Objective: Each record below should be output verbatim, without pictures.

Dataset records:
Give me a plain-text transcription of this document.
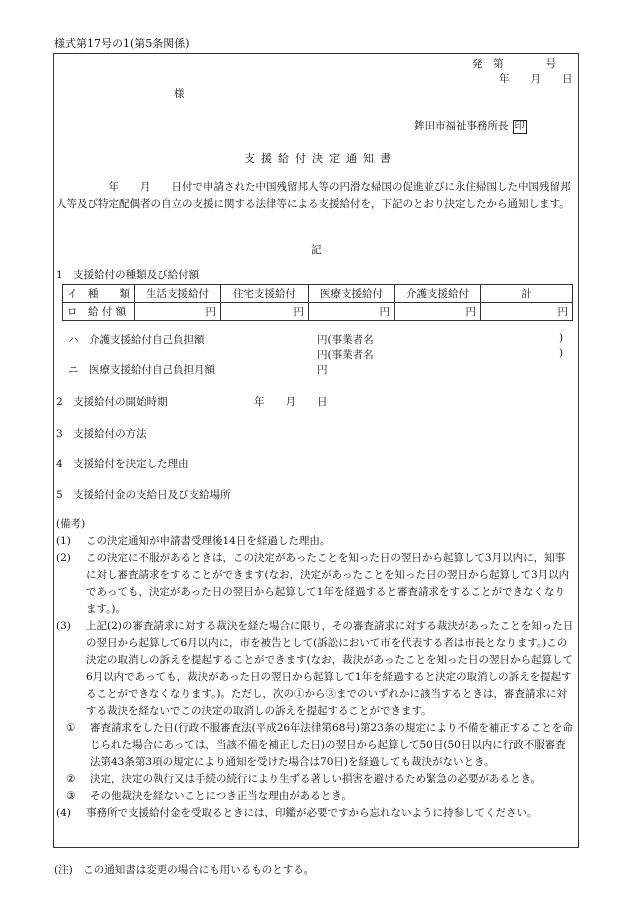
様式第17号の1(第5条関係)
発　第　　　　号
年　　月　　日
様
鉾田市福祉事務所長 印
支援給付決定通知書
年　　月　　日付で申請された中国残留邦人等の円滑な帰国の促進並びに永住帰国した中国残留邦人等及び特定配偶者の自立の支援に関する法律等による支援給付を，下記のとおり決定したから通知します。
記
1　支援給付の種類及び給付額
イ　種　　類	生活支援給付	住宅支援給付	医療支援給付	介護支援給付	計
ロ　給 付 額	円	円	円	円	円
ハ　介護支援給付自己負担額	円(事業者名	)
円(事業者名	)
ニ　医療支援給付自己負担月額	円
2　支援給付の開始時期	年　　月　　日
3　支援給付の方法
4　支援給付を決定した理由
5　支援給付金の支給日及び支給場所
(備考)
(1)	この決定通知が申請書受理後14日を経過した理由。
(2)	この決定に不服があるときは，この決定があったことを知った日の翌日から起算して3月以内に，知事に対し審査請求をすることができます(なお，決定があったことを知った日の翌日から起算して3月以内であっても，決定があった日の翌日から起算して1年を経過すると審査請求をすることができなくなります。)。
(3)	上記(2)の審査請求に対する裁決を経た場合に限り，その審査請求に対する裁決があったことを知った日の翌日から起算して6月以内に，市を被告として(訴訟において市を代表する者は市長となります。)この決定の取消しの訴えを提起することができます(なお，裁決があったことを知った日の翌日から起算して6月以内であっても，裁決があった日の翌日から起算して1年を経過すると決定の取消しの訴えを提起することができなくなります。)。ただし，次の①から③までのいずれかに該当するときは，審査請求に対する裁決を経ないでこの決定の取消しの訴えを提起することができます。
①	審査請求をした日(行政不服審査法(平成26年法律第68号)第23条の規定により不備を補正することを命じられた場合にあっては，当該不備を補正した日)の翌日から起算して50日(50日以内に行政不服審査法第43条第3項の規定により通知を受けた場合は70日)を経過しても裁決がないとき。
②	決定，決定の執行又は手続の続行により生ずる著しい損害を避けるため緊急の必要があるとき。
③	その他裁決を経ないことにつき正当な理由があるとき。
(4)	事務所で支援給付金を受取るときには，印鑑が必要ですから忘れないように持参してください。
(注)　この通知書は変更の場合にも用いるものとする。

Exercise response:
Give me a plain-text transcription of this document.
様式第17号の1(第5条関係)
発　第　　　　号
年　　月　　日
様
鉾田市福祉事務所長 印
支援給付決定通知書
年　　月　　日付で申請された中国残留邦人等の円滑な帰国の促進並びに永住帰国した中国残留邦人等及び特定配偶者の自立の支援に関する法律等による支援給付を，下記のとおり決定したから通知します。
記
1　支援給付の種類及び給付額
イ　種　　類	生活支援給付	住宅支援給付	医療支援給付	介護支援給付	計
ロ　給 付 額	円	円	円	円	円
ハ　介護支援給付自己負担額	円(事業者名	)
円(事業者名	)
ニ　医療支援給付自己負担月額	円
2　支援給付の開始時期	年　　月　　日
3　支援給付の方法
4　支援給付を決定した理由
5　支援給付金の支給日及び支給場所
(備考)
(1)	この決定通知が申請書受理後14日を経過した理由。
(2)	この決定に不服があるときは，この決定があったことを知った日の翌日から起算して3月以内に，知事に対し審査請求をすることができます(なお，決定があったことを知った日の翌日から起算して3月以内であっても，決定があった日の翌日から起算して1年を経過すると審査請求をすることができなくなります。)。
(3)	上記(2)の審査請求に対する裁決を経た場合に限り，その審査請求に対する裁決があったことを知った日の翌日から起算して6月以内に，市を被告として(訴訟において市を代表する者は市長となります。)この決定の取消しの訴えを提起することができます(なお，裁決があったことを知った日の翌日から起算して6月以内であっても，裁決があった日の翌日から起算して1年を経過すると決定の取消しの訴えを提起することができなくなります。)。ただし，次の①から③までのいずれかに該当するときは，審査請求に対する裁決を経ないでこの決定の取消しの訴えを提起することができます。
①	審査請求をした日(行政不服審査法(平成26年法律第68号)第23条の規定により不備を補正することを命じられた場合にあっては，当該不備を補正した日)の翌日から起算して50日(50日以内に行政不服審査法第43条第3項の規定により通知を受けた場合は70日)を経過しても裁決がないとき。
②	決定，決定の執行又は手続の続行により生ずる著しい損害を避けるため緊急の必要があるとき。
③	その他裁決を経ないことにつき正当な理由があるとき。
(4)	事務所で支援給付金を受取るときには，印鑑が必要ですから忘れないように持参してください。
(注)　この通知書は変更の場合にも用いるものとする。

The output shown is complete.